* _OBJECTIF 1_
Reproduisez mot pour mot une partie du passage fourni : commencez aux mots « [144] Orest., 830-832, où » et arrêtez-vous après « des dieux ? ».
* _OBJECTIF 2_
Dans le passage fourni, quel auteur peint sobrement une autre lecture possible des actes du jeune homme ?
* _OBJECTIF 3_
Veuillez rédiger la suite du passage fourni à partir de sa dernière phrase.

Qu'allons nous donc faire, c'est ma mère ? Allons-nous
la tuer ? – Est-ce la pitié qui te prends, quand tu vois le visage de
ta mère ? – Ah ! comment pourrai-je la tuer, c'est elle qui m'a
nourri et fait naître ? – Comme elle a fait périr et ton père et le
mien. – Phébus, quelle folie fut ton oracle… – Si Apollon est un sot quels
hommes sont les sages ? – C'est de lui que me vient le devoir de tuer
une mère que je ne dois pas tuer. – En quoi venger ton père te nuirait-il
à toi ? – Je serai sous le coup d'un parricide, moi qui étais innocent.
– Mais en ne défendant pas ton père tu seras un impie. – Mais moi pour le
meurtre de ma mère, qui me punira ?
[143] C'est le sens qu'on donne généralement à la trilogie
d'Eschyle et qui est largement confirmé par le texte lui-même.
[144] Orest., 830-832, où Dracontius peint sobrement,
mais de manière redoutablement efficace une autre lecture possible des actes
du jeune homme :
[...] crudelior, inquit
impie non sat erat pietatis uulnus acerbum,
ut scelerata manus macularet sacra deorum ?
[...] monstre de cruauté, dit-elle, ce n'était pas assez d'impiété
que de blesser gravement la piété filiale, il fallait que ta main scélérate
souillât les autels sacrés des dieux ?

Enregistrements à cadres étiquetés
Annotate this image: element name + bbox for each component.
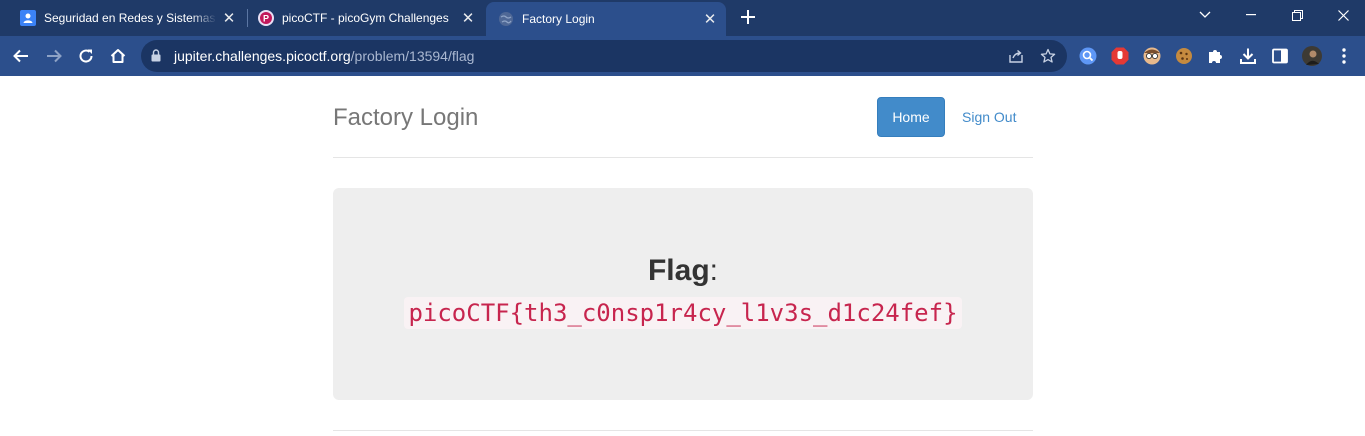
stop-hand-icon [1111, 47, 1129, 65]
flag-code-wrapper: picoCTF{th3_c0nsp1r4cy_l1v3s_d1c24fef} [333, 297, 1033, 329]
extension-face-button[interactable] [1142, 46, 1162, 66]
tab-strip: Seguridad en Redes y Sistemas d ✕ P pico… [0, 0, 1365, 36]
sign-out-link[interactable]: Sign Out [962, 97, 1016, 137]
page-content: Factory Login Home Sign Out Flag: picoCT… [0, 76, 1365, 436]
close-tab-icon[interactable]: ✕ [221, 10, 237, 27]
site-title: Factory Login [333, 104, 479, 131]
arrow-right-icon [47, 49, 62, 63]
tab-separator [247, 9, 248, 27]
extension-stop-button[interactable] [1110, 46, 1130, 66]
flag-value: picoCTF{th3_c0nsp1r4cy_l1v3s_d1c24fef} [404, 297, 962, 329]
extension-lens-button[interactable] [1078, 46, 1098, 66]
tab-search-button[interactable] [1182, 0, 1228, 30]
home-browser-button[interactable] [105, 43, 131, 69]
tab-title: picoCTF - picoGym Challenges [282, 11, 449, 25]
header-divider [333, 157, 1033, 158]
url-text: jupiter.challenges.picoctf.org/problem/1… [174, 48, 474, 64]
minimize-icon [1246, 14, 1256, 16]
plus-icon [741, 10, 755, 24]
picoctf-icon: P [258, 10, 274, 26]
browser-toolbar: jupiter.challenges.picoctf.org/problem/1… [0, 36, 1365, 76]
restore-button[interactable] [1274, 0, 1320, 30]
extensions-button[interactable] [1206, 46, 1226, 66]
chevron-down-icon [1199, 11, 1211, 18]
download-icon [1240, 48, 1256, 64]
bookmark-button[interactable] [1039, 47, 1057, 65]
menu-button[interactable] [1334, 46, 1354, 66]
close-tab-icon[interactable]: ✕ [460, 10, 476, 27]
lens-icon [1079, 47, 1097, 65]
back-button[interactable] [8, 43, 34, 69]
address-bar[interactable]: jupiter.challenges.picoctf.org/problem/1… [141, 40, 1067, 72]
forward-button[interactable] [41, 43, 67, 69]
minimize-button[interactable] [1228, 0, 1274, 30]
footer-divider [333, 430, 1033, 431]
home-icon [110, 49, 126, 63]
url-path: /problem/13594/flag [350, 48, 475, 64]
tab-factory-login[interactable]: Factory Login ✕ [486, 2, 726, 36]
globe-icon [499, 12, 513, 26]
restore-icon [1291, 9, 1303, 21]
page-container: Factory Login Home Sign Out Flag: picoCT… [333, 76, 1033, 436]
reload-icon [79, 49, 93, 63]
reload-button[interactable] [73, 43, 99, 69]
flag-heading: Flag: [333, 254, 1033, 288]
more-vertical-icon [1342, 48, 1346, 64]
profile-button[interactable] [1302, 46, 1322, 66]
side-panel-icon [1272, 48, 1288, 64]
flag-colon: : [709, 254, 718, 287]
close-icon [1337, 9, 1349, 21]
share-icon [1009, 49, 1023, 63]
flag-label: Flag [647, 254, 710, 287]
new-tab-button[interactable] [737, 6, 759, 28]
downloads-button[interactable] [1238, 46, 1258, 66]
classroom-icon [20, 10, 36, 26]
close-tab-icon[interactable]: ✕ [702, 11, 718, 28]
arrow-left-icon [13, 49, 28, 63]
lock-icon[interactable] [151, 49, 161, 62]
tab-seguridad[interactable]: Seguridad en Redes y Sistemas d ✕ [10, 0, 245, 36]
puzzle-icon [1209, 50, 1222, 63]
cookie-icon [1176, 48, 1192, 64]
star-icon [1040, 48, 1056, 63]
svg-text:P: P [263, 14, 269, 24]
home-button[interactable]: Home [877, 97, 945, 137]
url-host: jupiter.challenges.picoctf.org [174, 48, 351, 64]
glasses-face-icon [1143, 47, 1161, 65]
extension-cookie-button[interactable] [1174, 46, 1194, 66]
avatar [1302, 46, 1322, 66]
share-button[interactable] [1007, 47, 1025, 65]
tab-picoctf[interactable]: P picoCTF - picoGym Challenges ✕ [250, 0, 484, 36]
side-panel-button[interactable] [1270, 46, 1290, 66]
flag-panel: Flag: picoCTF{th3_c0nsp1r4cy_l1v3s_d1c24… [333, 188, 1033, 400]
tab-title: Factory Login [522, 12, 595, 26]
close-window-button[interactable] [1320, 0, 1365, 30]
tab-title: Seguridad en Redes y Sistemas d [44, 11, 217, 25]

* _RÉPONSE FINALE 1_
[144] Orest., 830-832, où Dracontius peint sobrement,
mais de manière redoutablement efficace une autre lecture possible des actes
du jeune homme :
[...] crudelior, inquit
impie non sat erat pietatis uulnus acerbum,
ut scelerata manus macularet sacra deorum ?
[...] monstre de cruauté, dit-elle, ce n'était pas assez d'impiété
que de blesser gravement la piété filiale, il fallait que ta main scélérate
souillât les autels sacrés des dieux ?

* _RÉPONSE FINALE 2_
Dracontius.

* _RÉPONSE FINALE 3_
De fait, le reproche de Clytemnestre paraît extrêmement
justifié par le poète lui-même qui souligne qu'encore une fois Oreste en
punissant Pyrrhus a agi de façon téméraire et criminelle, croyant agir selon
le droit, dont, décidément, il n'a aucune idée (817-819) :
Repperit Aeacidem subientem templa deorum
aggreditur iuuenem, securum obtruncat ad aram
et redit ad Danaos elatus caede secunda
Il trouva l'Éacide entrant dans un temple des dieux, il
se jette sur le jeune homme, lui tranche par surprise la gorge près de l'autel
et revient chez les Danaens en se glorifiant de son second crime.
[145] Orest., 947-957 :
« Si decreta deum homini tractare liceret,
posset Orestis opus legali tramite quaeri ;
sed quia praescripto capimur, clementia caeli
non sinit audiri, iuris censura quiescat.
Quis temerator erit caelestia iura mouere?
Non erat impunis Paris arbiter ille dearum,
Tiresias nec erat iudex impune Tonanti.
Raptor obit Pyrrhus, iusto mucrone peremptus.
Quod per ternpla ruit, fuit et perfecta potestas,
si uellent, punire deis. Securus Orestes
sitque redux patriae nullo damnante reatu. »
S'il était permis à un homme de discuter les décrets des
dieux, on pourrait par la voie légale enquêter sur les actes d'Oreste ;
mais puisque nous sommes tenus par la prescription divine et que la clémence
céleste ne permet pas que nous l'entendions, que la censure légale s'apaise.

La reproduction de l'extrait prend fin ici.